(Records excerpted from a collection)
○ ○ ○ ○

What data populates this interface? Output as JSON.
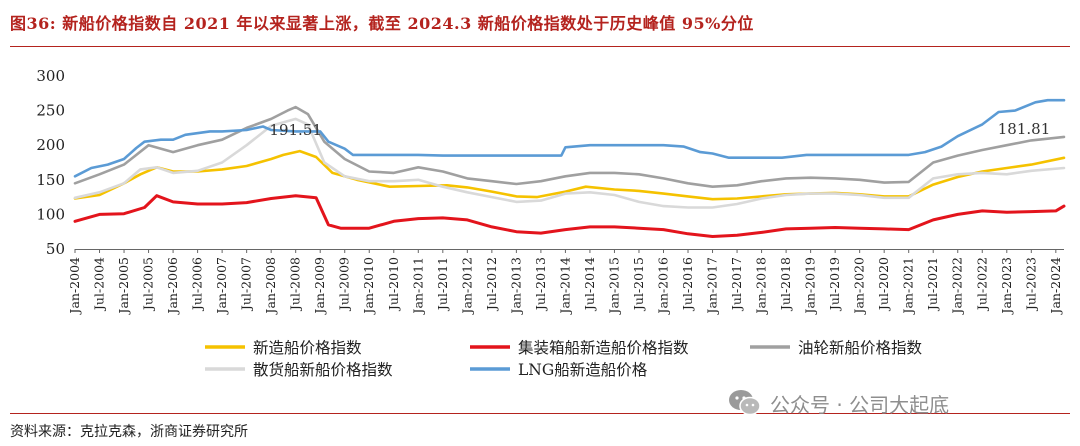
{
  "figure": {
    "title": "图36:   新船价格指数自 2021 年以来显著上涨，截至 2024.3 新船价格指数处于历史峰值 95%分位",
    "source": "资料来源：克拉克森，浙商证券研究所",
    "watermark": "公众号 · 公司大起底",
    "watermark_icon": "wechat-icon"
  },
  "chart_data": {
    "type": "line",
    "title": "",
    "xlabel": "",
    "ylabel": "",
    "ylim": [
      50,
      300
    ],
    "yticks": [
      50,
      100,
      150,
      200,
      250,
      300
    ],
    "grid": false,
    "legend_position": "bottom",
    "x_tick_labels": [
      "Jan-2004",
      "Jul-2004",
      "Jan-2005",
      "Jul-2005",
      "Jan-2006",
      "Jul-2006",
      "Jan-2007",
      "Jul-2007",
      "Jan-2008",
      "Jul-2008",
      "Jan-2009",
      "Jul-2009",
      "Jan-2010",
      "Jul-2010",
      "Jan-2011",
      "Jul-2011",
      "Jan-2012",
      "Jul-2012",
      "Jan-2013",
      "Jul-2013",
      "Jan-2014",
      "Jul-2014",
      "Jan-2015",
      "Jul-2015",
      "Jan-2016",
      "Jul-2016",
      "Jan-2017",
      "Jul-2017",
      "Jan-2018",
      "Jul-2018",
      "Jan-2019",
      "Jul-2019",
      "Jan-2020",
      "Jul-2020",
      "Jan-2021",
      "Jul-2021",
      "Jan-2022",
      "Jul-2022",
      "Jan-2023",
      "Jul-2023",
      "Jan-2024"
    ],
    "x_range": [
      "2004-01",
      "2024-03"
    ],
    "annotations": [
      {
        "text": "191.51",
        "x": "2008-07",
        "y": 191.51
      },
      {
        "text": "181.81",
        "x": "2024-03",
        "y": 181.81
      }
    ],
    "series": [
      {
        "name": "新造船价格指数",
        "color": "#f5c200",
        "points": [
          [
            "2004-01",
            123
          ],
          [
            "2004-07",
            128
          ],
          [
            "2005-01",
            145
          ],
          [
            "2005-05",
            158
          ],
          [
            "2005-09",
            168
          ],
          [
            "2006-01",
            162
          ],
          [
            "2006-07",
            162
          ],
          [
            "2007-01",
            165
          ],
          [
            "2007-07",
            170
          ],
          [
            "2008-01",
            180
          ],
          [
            "2008-04",
            186
          ],
          [
            "2008-08",
            191.51
          ],
          [
            "2008-12",
            183
          ],
          [
            "2009-04",
            160
          ],
          [
            "2009-10",
            150
          ],
          [
            "2010-06",
            140
          ],
          [
            "2011-01",
            141
          ],
          [
            "2011-08",
            142
          ],
          [
            "2012-01",
            139
          ],
          [
            "2012-07",
            133
          ],
          [
            "2013-01",
            126
          ],
          [
            "2013-06",
            125
          ],
          [
            "2014-01",
            133
          ],
          [
            "2014-06",
            140
          ],
          [
            "2015-01",
            136
          ],
          [
            "2015-07",
            134
          ],
          [
            "2016-01",
            130
          ],
          [
            "2016-07",
            126
          ],
          [
            "2017-01",
            122
          ],
          [
            "2017-07",
            123
          ],
          [
            "2018-01",
            126
          ],
          [
            "2018-07",
            129
          ],
          [
            "2019-01",
            130
          ],
          [
            "2019-07",
            131
          ],
          [
            "2020-01",
            129
          ],
          [
            "2020-07",
            126
          ],
          [
            "2021-01",
            126
          ],
          [
            "2021-07",
            143
          ],
          [
            "2022-01",
            154
          ],
          [
            "2022-07",
            162
          ],
          [
            "2023-01",
            167
          ],
          [
            "2023-07",
            172
          ],
          [
            "2024-03",
            181.81
          ]
        ]
      },
      {
        "name": "集装箱船新造船价格指数",
        "color": "#e3141c",
        "points": [
          [
            "2004-01",
            90
          ],
          [
            "2004-07",
            100
          ],
          [
            "2005-01",
            101
          ],
          [
            "2005-06",
            110
          ],
          [
            "2005-09",
            127
          ],
          [
            "2006-01",
            118
          ],
          [
            "2006-07",
            115
          ],
          [
            "2007-01",
            115
          ],
          [
            "2007-07",
            117
          ],
          [
            "2008-01",
            123
          ],
          [
            "2008-07",
            127
          ],
          [
            "2008-12",
            124
          ],
          [
            "2009-03",
            85
          ],
          [
            "2009-06",
            80
          ],
          [
            "2010-01",
            80
          ],
          [
            "2010-07",
            90
          ],
          [
            "2011-01",
            94
          ],
          [
            "2011-07",
            95
          ],
          [
            "2012-01",
            92
          ],
          [
            "2012-07",
            82
          ],
          [
            "2013-01",
            75
          ],
          [
            "2013-07",
            73
          ],
          [
            "2014-01",
            78
          ],
          [
            "2014-07",
            82
          ],
          [
            "2015-01",
            82
          ],
          [
            "2015-07",
            80
          ],
          [
            "2016-01",
            78
          ],
          [
            "2016-07",
            72
          ],
          [
            "2017-01",
            68
          ],
          [
            "2017-07",
            70
          ],
          [
            "2018-01",
            74
          ],
          [
            "2018-07",
            79
          ],
          [
            "2019-01",
            80
          ],
          [
            "2019-07",
            81
          ],
          [
            "2020-01",
            80
          ],
          [
            "2020-07",
            79
          ],
          [
            "2021-01",
            78
          ],
          [
            "2021-07",
            92
          ],
          [
            "2022-01",
            100
          ],
          [
            "2022-07",
            105
          ],
          [
            "2023-01",
            103
          ],
          [
            "2023-07",
            104
          ],
          [
            "2024-01",
            105
          ],
          [
            "2024-03",
            112
          ]
        ]
      },
      {
        "name": "油轮新船价格指数",
        "color": "#a0a0a0",
        "points": [
          [
            "2004-01",
            145
          ],
          [
            "2004-07",
            158
          ],
          [
            "2005-01",
            172
          ],
          [
            "2005-07",
            200
          ],
          [
            "2006-01",
            190
          ],
          [
            "2006-07",
            200
          ],
          [
            "2007-01",
            208
          ],
          [
            "2007-07",
            225
          ],
          [
            "2008-01",
            238
          ],
          [
            "2008-05",
            250
          ],
          [
            "2008-07",
            255
          ],
          [
            "2008-10",
            245
          ],
          [
            "2009-02",
            205
          ],
          [
            "2009-07",
            180
          ],
          [
            "2010-01",
            162
          ],
          [
            "2010-07",
            160
          ],
          [
            "2011-01",
            168
          ],
          [
            "2011-07",
            162
          ],
          [
            "2012-01",
            152
          ],
          [
            "2012-07",
            148
          ],
          [
            "2013-01",
            144
          ],
          [
            "2013-07",
            148
          ],
          [
            "2014-01",
            155
          ],
          [
            "2014-07",
            160
          ],
          [
            "2015-01",
            160
          ],
          [
            "2015-07",
            158
          ],
          [
            "2016-01",
            152
          ],
          [
            "2016-07",
            145
          ],
          [
            "2017-01",
            140
          ],
          [
            "2017-07",
            142
          ],
          [
            "2018-01",
            148
          ],
          [
            "2018-07",
            152
          ],
          [
            "2019-01",
            153
          ],
          [
            "2019-07",
            152
          ],
          [
            "2020-01",
            150
          ],
          [
            "2020-07",
            146
          ],
          [
            "2021-01",
            147
          ],
          [
            "2021-07",
            175
          ],
          [
            "2022-01",
            185
          ],
          [
            "2022-07",
            193
          ],
          [
            "2023-01",
            200
          ],
          [
            "2023-07",
            207
          ],
          [
            "2024-03",
            212
          ]
        ]
      },
      {
        "name": "散货船新船价格指数",
        "color": "#d9d9d9",
        "points": [
          [
            "2004-01",
            124
          ],
          [
            "2004-07",
            132
          ],
          [
            "2005-01",
            145
          ],
          [
            "2005-05",
            165
          ],
          [
            "2005-09",
            168
          ],
          [
            "2006-01",
            160
          ],
          [
            "2006-07",
            163
          ],
          [
            "2007-01",
            175
          ],
          [
            "2007-07",
            200
          ],
          [
            "2008-01",
            228
          ],
          [
            "2008-07",
            238
          ],
          [
            "2008-10",
            230
          ],
          [
            "2009-02",
            175
          ],
          [
            "2009-07",
            155
          ],
          [
            "2010-01",
            148
          ],
          [
            "2010-07",
            148
          ],
          [
            "2011-01",
            150
          ],
          [
            "2011-07",
            140
          ],
          [
            "2012-01",
            132
          ],
          [
            "2012-07",
            125
          ],
          [
            "2013-01",
            118
          ],
          [
            "2013-07",
            120
          ],
          [
            "2014-01",
            130
          ],
          [
            "2014-07",
            132
          ],
          [
            "2015-01",
            128
          ],
          [
            "2015-07",
            118
          ],
          [
            "2016-01",
            112
          ],
          [
            "2016-07",
            110
          ],
          [
            "2017-01",
            110
          ],
          [
            "2017-07",
            115
          ],
          [
            "2018-01",
            123
          ],
          [
            "2018-07",
            128
          ],
          [
            "2019-01",
            130
          ],
          [
            "2019-07",
            130
          ],
          [
            "2020-01",
            128
          ],
          [
            "2020-07",
            124
          ],
          [
            "2021-01",
            124
          ],
          [
            "2021-07",
            152
          ],
          [
            "2022-01",
            158
          ],
          [
            "2022-07",
            160
          ],
          [
            "2023-01",
            158
          ],
          [
            "2023-07",
            163
          ],
          [
            "2024-03",
            167
          ]
        ]
      },
      {
        "name": "LNG船新造船价格",
        "color": "#5b9bd5",
        "points": [
          [
            "2004-01",
            155
          ],
          [
            "2004-05",
            167
          ],
          [
            "2004-09",
            172
          ],
          [
            "2005-01",
            180
          ],
          [
            "2005-04",
            196
          ],
          [
            "2005-06",
            205
          ],
          [
            "2005-10",
            208
          ],
          [
            "2006-01",
            208
          ],
          [
            "2006-04",
            215
          ],
          [
            "2006-10",
            220
          ],
          [
            "2007-01",
            220
          ],
          [
            "2007-07",
            222
          ],
          [
            "2007-11",
            227
          ],
          [
            "2008-01",
            222
          ],
          [
            "2008-07",
            220
          ],
          [
            "2009-01",
            220
          ],
          [
            "2009-03",
            205
          ],
          [
            "2009-07",
            195
          ],
          [
            "2009-09",
            186
          ],
          [
            "2010-06",
            186
          ],
          [
            "2011-01",
            186
          ],
          [
            "2011-07",
            185
          ],
          [
            "2012-01",
            185
          ],
          [
            "2012-07",
            185
          ],
          [
            "2013-01",
            185
          ],
          [
            "2013-12",
            185
          ],
          [
            "2014-01",
            197
          ],
          [
            "2014-07",
            200
          ],
          [
            "2015-01",
            200
          ],
          [
            "2015-07",
            200
          ],
          [
            "2016-01",
            200
          ],
          [
            "2016-06",
            198
          ],
          [
            "2016-10",
            190
          ],
          [
            "2017-01",
            188
          ],
          [
            "2017-05",
            182
          ],
          [
            "2017-12",
            182
          ],
          [
            "2018-06",
            182
          ],
          [
            "2018-12",
            186
          ],
          [
            "2019-06",
            186
          ],
          [
            "2020-01",
            186
          ],
          [
            "2020-07",
            186
          ],
          [
            "2021-01",
            186
          ],
          [
            "2021-05",
            190
          ],
          [
            "2021-09",
            198
          ],
          [
            "2022-01",
            213
          ],
          [
            "2022-07",
            230
          ],
          [
            "2022-11",
            248
          ],
          [
            "2023-03",
            250
          ],
          [
            "2023-08",
            262
          ],
          [
            "2023-11",
            265
          ],
          [
            "2024-03",
            265
          ]
        ]
      }
    ]
  }
}
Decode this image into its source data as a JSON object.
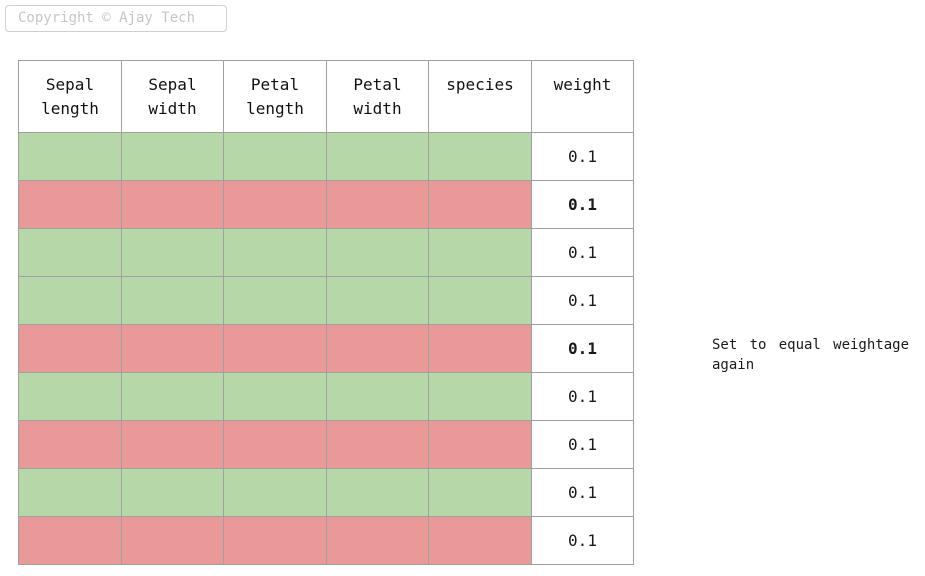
{
  "copyright": "Copyright © Ajay Tech",
  "colors": {
    "correct_row": "#b6d7a8",
    "incorrect_row": "#ea9999"
  },
  "table": {
    "headers": [
      "Sepal\nlength",
      "Sepal\nwidth",
      "Petal\nlength",
      "Petal\nwidth",
      "species",
      "weight"
    ],
    "rows": [
      {
        "status": "correct",
        "weight": "0.1",
        "bold": false
      },
      {
        "status": "incorrect",
        "weight": "0.1",
        "bold": true
      },
      {
        "status": "correct",
        "weight": "0.1",
        "bold": false
      },
      {
        "status": "correct",
        "weight": "0.1",
        "bold": false
      },
      {
        "status": "incorrect",
        "weight": "0.1",
        "bold": true
      },
      {
        "status": "correct",
        "weight": "0.1",
        "bold": false
      },
      {
        "status": "incorrect",
        "weight": "0.1",
        "bold": false
      },
      {
        "status": "correct",
        "weight": "0.1",
        "bold": false
      },
      {
        "status": "incorrect",
        "weight": "0.1",
        "bold": false
      }
    ]
  },
  "note": "Set to equal weightage again"
}
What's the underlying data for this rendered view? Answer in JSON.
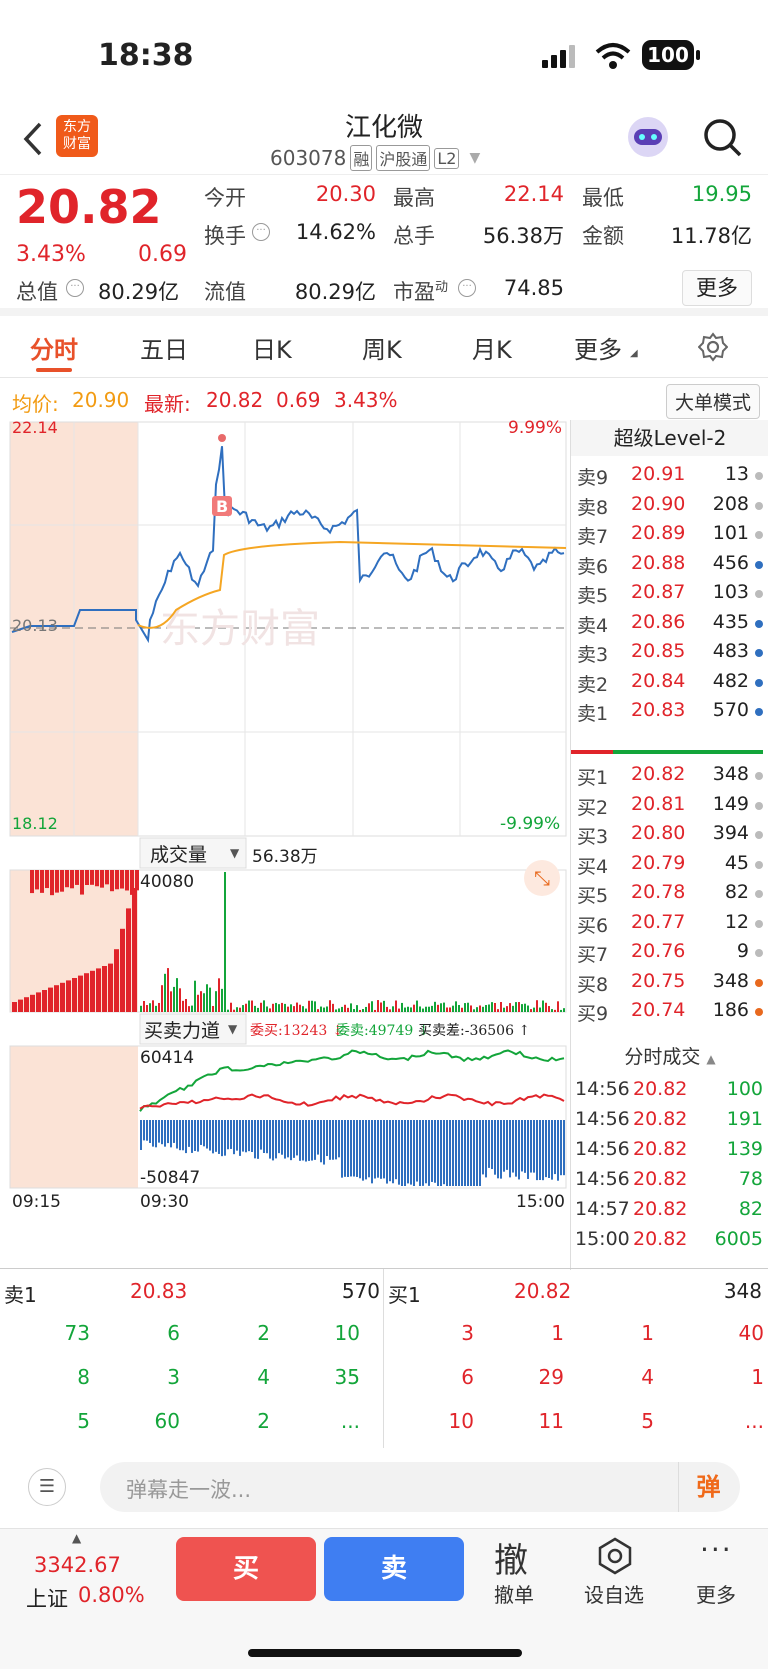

○ ○ ○ ○

Among the records above, find each line holding the string "What" and pull it out.

What data populates this interface? Output as JSON.
What's the underlying data for this rendered view? Answer in JSON.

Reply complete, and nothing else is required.